--- Page excerpt ---

Posted by Larry Doyle on August 18, 2010 2:09 PM |

Wall Street has a funny way of meting out justice. All too often, investors are left with little more than ‘caveat emptor’ when it comes to engaging large Wall Street institutions. Beyond that, the SEC and FINRA are often critiqued for being more closely aligned with the industry than with investors. I was reminded of this fact when reading last week that the SEC settled with Citigroup for a token $75 million regarding Citi’s disclosure, or lack thereof, of its sub-prime holdings in the midst of our economic crisis.

My ‘sense on cents’ view of the world made me think that Citi got off awfully cheap for having misrepresented its financial positions. If $75 million is all it costs for misrepresentation of financial documents, then America should ready itself for a whole lot of misrepresentation. Thankfully, a judge threw a quick yellow flag on the field while indicating that this play needed further review.

The Wall Street Journal highlights this story in reporting, Judge Won’t Approve Citi-SEC Pact:

A federal judge refused to approve the Securities and Exchange Commission’s $75 million settlement with Citigroup Inc. over the bank’s disclosure of subprime-mortgage problems, saying she is “baffled” by the proposed pact.

The move by U.S. District Judge Ellen Segal Huvelle represents another challenge for the SEC as it tries to punish financial institutions blamed for the financial crisis.

The judge, striking a frustrated tone, fired several questions at the SEC, among them why it pursued only two individuals in the case and why Citigroup shareholders should have to pay for the alleged sins of bank executives.

“I look at this and say, ‘Why would I find this fair and reasonable?'” the judge told both sides at a 90-minute hearing. “You expect the court to rubber-stamp, but we can’t.”

---

*To-do list*:
(1) List every organization the Citi-SEC settlement post mentions by name.
(2) Please reproduce the Citi-SEC settlement post from "A federal judge" to "the proposed pact.", changing "baffled" to "puzzled".
(3) Write the next part of the Citi-SEC settlement post, starting after its final sentence.

--- Provided information ---

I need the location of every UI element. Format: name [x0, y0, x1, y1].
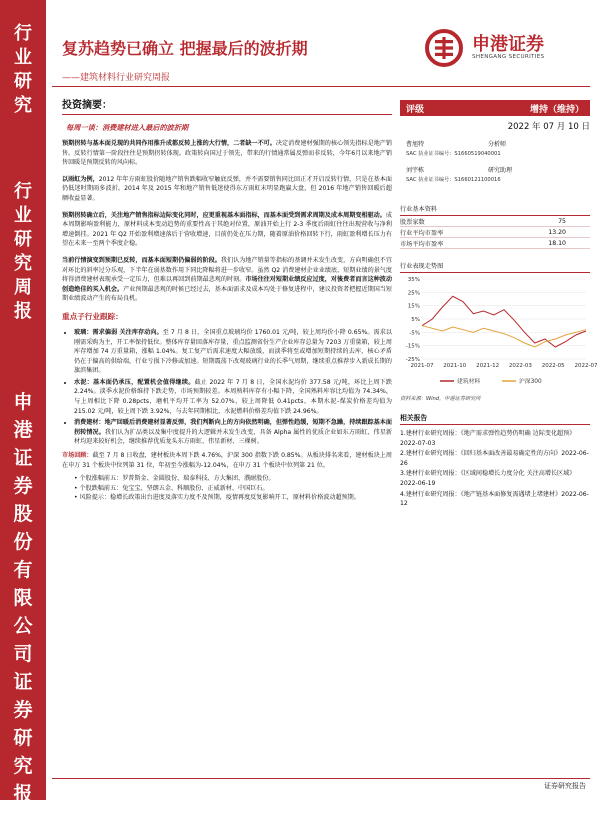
item-body: 我们认为扩品类以及集中度提升的大逻辑并未发生改变，具备 Alpha 属性的优质企业如东方雨虹、伟星新材均迎来较好机会，继续推荐优质龙头东方雨虹、伟星新材、三棵树。: [74, 428, 393, 446]
analyst-role: 研究助理: [488, 167, 513, 174]
chart-xtick-label: 2021-10: [443, 363, 467, 369]
legend-label: 沪深300: [519, 379, 542, 385]
header-divider: [52, 86, 590, 87]
table-cell-label: 行业平均市盈率: [400, 227, 497, 238]
analyst-role: 分析师: [488, 141, 507, 148]
related-reports-list: [400, 429, 590, 509]
logo-text-cn: 申港证券: [472, 34, 544, 55]
risk-warning-text: 风险提示：稳增长政策出台进度及落实力度不及预期，疫情再度反复影响开工，原材料价格波动超预期。: [79, 494, 360, 502]
left-sidebar: [0, 0, 46, 833]
analyst-cert-row: [400, 150, 590, 160]
chart-ytick-label: -5%: [409, 330, 420, 337]
chart-ytick-label: -25%: [405, 357, 420, 363]
list-item: [74, 378, 392, 416]
stock-losers-text: 个股跌幅前五：兔宝宝、坚朗五金、科顺股份、正威新材、中国巨石。: [79, 484, 269, 492]
analyst-cert: SAC 执业证书编号：S1660121100016: [406, 177, 501, 183]
paragraph-emphasis: 市场往往对短期业绩反应过度，对後费者而言这种波动创造绝佳的买入机会。: [62, 276, 393, 293]
industry-list: [62, 328, 392, 447]
table-cell-value: 18.10: [497, 238, 590, 249]
chart-ytick-label: 25%: [407, 290, 420, 297]
paragraph-body: 成本周期影响盈利能力，原材料成本变动趋势的重要性高于其绝对位置，原油开始上行 2-3 季度后雨虹往往出现营收与净利增速倒挂。2021 年 Q2 开始盈利增速落后于营收增速，目前仍处在压力期，随着原油价格回转下行，雨虹盈利增长压力有望在未来一至两个季度企稳。: [62, 211, 392, 248]
table-cell-label: 市场平均市盈率: [400, 238, 497, 249]
report-date: 2022 年 07 月 10 日: [507, 122, 590, 132]
chart-xtick-label: 2022-03: [508, 363, 532, 369]
chart-ytick-label: -15%: [405, 343, 420, 350]
summary-heading: 投资摘要：: [62, 96, 392, 115]
list-item: [74, 418, 392, 447]
market-review: [62, 451, 392, 470]
paragraph-body: 2012 年年方雨虹股价随地产销售跌幅收窄触底反弹，并不需要销售同比回正才开启反转行情，只是在基本面仍低迷时期雨多波折。2014 年及 2015 年和地产销售低迷使得东方雨虹末明显跑赢大盘，但 2016 年地产销售回暖后超额收益显著。: [62, 175, 393, 202]
paragraph-body: 决定消费建材强期的核心领先指标是地产销售。反转行情第一阶段往往是预期拐转体现。政策转向国过于领先，带来的行情通常属反弹而非反转，今年6月以来地产销售回暖是预期反转的风向标。: [62, 140, 393, 167]
analyst-name: 刘宇栋: [406, 167, 425, 174]
chart-xtick-label: 2022-05: [541, 363, 565, 369]
list-item: [74, 328, 392, 376]
report-subtitle: ——建筑材料行业研究周报: [62, 73, 171, 83]
sidebar-category-label: 行 业 研 究: [14, 23, 32, 116]
rating-bar: [400, 100, 590, 116]
chart-xtick-label: 2022-07: [574, 363, 598, 369]
analyst-block: [400, 140, 590, 186]
basic-data-table: [400, 216, 590, 249]
paragraph-body: 产业预期最悲观的时候已经过去，基本面需求及成本均处于修复进程中，建议投资者把握近期国当短期业绩波动产生的布局良机。: [62, 285, 393, 303]
table-cell-label: 股票家数: [400, 216, 497, 227]
table-row: [400, 238, 590, 249]
analyst-row: [400, 166, 590, 176]
report-title: 复苏趋势已确立 把握最后的波折期: [62, 39, 308, 58]
chart-ytick-label: 35%: [407, 277, 420, 283]
rating-label: 评级: [406, 105, 425, 115]
related-report-link[interactable]: 2.建材行业研究周报：《回归基本面改善最易确定性的方向》2022-06-26: [400, 450, 589, 467]
analyst-cert-row: [400, 176, 590, 186]
main-content: [62, 96, 392, 503]
item-body: 至 7 月 8 日，全国重点玻璃均价 1760.01 元/吨，较上周均价小降 0.65%。需求以刚需采购为主，开工率保持低位。整体库存量回落库存量，重点监测省份生产企业库存总量为 7203 万重量箱，较上周库存增加 74 万重量箱，涨幅 1.04%。复工复产后需求速度大幅放缓，而淡季将至或增加短期持续的去库，核心矛盾仍在于偏高的供给端，行业亏损下冷修或加速。短期震荡下改观玻璃行业的长季气周期，继续重点推荐步入新成长期的旗滨集团。: [74, 328, 392, 375]
chart-xtick-label: 2021-12: [476, 363, 500, 369]
related-reports-title: 相关报告: [400, 412, 590, 425]
basic-data-title: 行业基本资料: [400, 204, 590, 216]
related-report-link[interactable]: 1.建材行业研究周报：《地产需求弹性趋势仍明确 边际变化超预》2022-07-03: [400, 430, 576, 447]
item-lead: 玻璃：需求偏弱 关注库存动向。: [74, 328, 163, 336]
item-lead: 水泥：基本面仍承压，配置机会值得继续。: [74, 378, 195, 386]
logo-emblem-icon: [424, 28, 464, 68]
logo-text-en: SHENGANG SECURITIES: [472, 54, 545, 60]
analyst-cert: SAC 执业证书编号：S1660519040001: [406, 151, 501, 157]
analyst-row: [400, 140, 590, 150]
table-row: [400, 216, 590, 227]
paragraph-lead: 预期拐转与基本面兑现的共同作用推升成都反转上涨的大行情，二者缺一不可。: [62, 140, 276, 147]
chart-source: 资料来源：Wind，申港证券研究所: [400, 396, 481, 402]
footer-text: 证券研究报告: [544, 782, 586, 790]
stock-losers: • 个股跌幅前五：兔宝宝、坚朗五金、科顺股份、正威新材、中国巨石。: [74, 484, 269, 492]
paragraph-lead: 以雨虹为例，: [62, 175, 99, 183]
market-review-label: 市场回顾：: [62, 452, 93, 460]
summary-paragraph: [62, 175, 392, 204]
summary-paragraph: [62, 211, 392, 249]
chart-xtick-label: 2021-07: [410, 363, 434, 369]
sidebar-report-type: 行 业 研 究 周 报: [14, 181, 32, 322]
item-lead: 消费建材：地产回暖后消费建材显著反弹，我们判断向上的方向依然明确，但弹性趋缓，短期不急躁，持续跟踪基本面拐转情况。: [74, 419, 392, 436]
table-cell-value: 13.20: [497, 227, 590, 238]
side-panel: [400, 100, 598, 510]
chart-svg: [400, 273, 598, 393]
table-row: [400, 227, 590, 238]
paragraph-lead: 预期拐转确立后，关注地产销售指标边际变化同时，应更重视基本面指标，而基本面受到需求周期及成本周期变相驱动。: [62, 211, 386, 219]
summary-paragraph: [62, 139, 392, 168]
company-logo: [424, 28, 584, 68]
risk-warning: • 风险提示：稳增长政策出台进度及落实力度不及预期，疫情再度反复影响开工，原材料价格波动超预期。: [74, 494, 360, 502]
related-report-link[interactable]: 3.建材行业研究周报：《区域间稳增长力度分化 关注高增长区域》2022-06-19: [400, 470, 576, 487]
weekly-topic-heading: 每周一谈：消费建材进入最后的波折期: [66, 123, 189, 132]
chart-ytick-label: 5%: [411, 317, 420, 323]
performance-chart: [400, 273, 598, 393]
related-report-link[interactable]: 4.建材行业研究周报：《地产链基本面修复需遇堵上堵建材》2022-06-12: [400, 490, 589, 508]
item-body: 截止 2022 年 7 月 8 日，全国水泥均价 377.58 元/吨，环比上周下跌 2.24%。淡季水泥价格维持下跌走势，市场预期较差。本周熟料库存有小幅下降，全国熟料库容比均值为 74.34%，与上周相比下降 0.28pcts，磨机平均开工率为 52.07%，较上周降低 0.41pcts，本期水泥-煤炭价格差均值为 215.02 元/吨，较上周下跌 3.92%，与去年同期相比，水泥燃料价格差均值下跌 24.96%。: [74, 378, 392, 415]
legend-label: 建筑材料: [457, 379, 481, 385]
summary-paragraph: [62, 256, 392, 304]
table-cell-value: 75: [497, 216, 590, 227]
chart-series-line: [422, 296, 586, 347]
page-footer: [52, 778, 590, 790]
chart-title: 行业表现走势图: [400, 261, 590, 273]
paragraph-body: 我们认为地产销量等指标的基调并未发生改变，方向明确但不宜对环比的斜率过分乐观，下半年在弱基数作用下同比降幅将进一步收窄。虽然 Q2 消费建材企业业绩底，短期业绩的景气度将得清费建材表现承受一定压力，但难以再回到前期最悲观的时刻。: [62, 256, 393, 284]
market-review-text: 截至 7 月 8 日收盘，建材板块本周下跌 4.76%，沪深 300 指数下跌 0.85%。从板块排名来看，建材板块上周在申万 31 个板块中位列第 31 位，年初至今涨幅为-12.04%，在申万 31 个板块中位列第 21 位。: [62, 452, 392, 469]
stock-gainers-text: 个股涨幅前五：罗普斯金、金圆股份、瑞泰科技、方大集团、濮耐股份。: [79, 475, 275, 483]
stock-gainers: • 个股涨幅前五：罗普斯金、金圆股份、瑞泰科技、方大集团、濮耐股份。: [74, 475, 275, 483]
analyst-name: 曹旭特: [406, 141, 425, 148]
industry-heading: 重点子行业跟踪：: [62, 311, 123, 321]
sidebar-company-name: 申 港 证 券 股 份 有 限 公 司 证 券 研 究 报 告: [13, 391, 33, 833]
paragraph-lead: 当前行情演变到预期已反转，而基本面短期仍偏弱的阶段。: [62, 256, 221, 264]
rating-value: 增持（维持）: [529, 105, 584, 115]
chart-ytick-label: 15%: [407, 303, 420, 310]
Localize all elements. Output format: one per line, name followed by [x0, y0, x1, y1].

---

*Outputs in order*:
(1) SEC (Securities and Exchange Commission), FINRA, Citigroup (Citi), The Wall Street Journal

(2)
A federal judge refused to approve the Securities and Exchange Commission’s $75 million settlement with Citigroup Inc. over the bank’s disclosure of subprime-mortgage problems, saying she is “puzzled” by the proposed pact.

(3)
How is it that the SEC can so blatantly miss the target on situations such as this? Are they so far ‘off key’ in understanding what is fair and just? Do they run these situations up a judicial flagpole prior to dispensing this so-called justice? How can investors regain a sense of confidence and protection when a judge, such as Judge Huvelle, so quickly and emphatically responds by throwing out the SEC ruling?

For those who care to review the 2-page brief provided by Judge Huvelle, thanks to a regular Sense on Cents reader for providing us with the SEC vs Citigroup brief. Judge Huvelle asks the pointed questions which America deserves answered.

In light of everything that has transpired on Wall Street and throughout our nation, American investors and our citizens at large truly deserve so much better from the SEC. If Mary Schapiro and team are trying to convey a message that they are working hard on the American public’s behalf, then they need to work a lot harder than this. Sense on Cents is not making that unilateral statement. All one needs to do is read Judge Huvelle’s brief to come to that simple conclusion.

Comments and constructive criticisms encouraged and appreciated.

Larry Doyle

In the spirit of full disclosure, I have no affiliation or business interest with any entity referenced in this commentary. As President of Greenwich Investment Management, an SEC regulated privately held registered investment adviser, I am merely a proponent of real transparency within our markets so that investor confidence and investor protection can be achieved.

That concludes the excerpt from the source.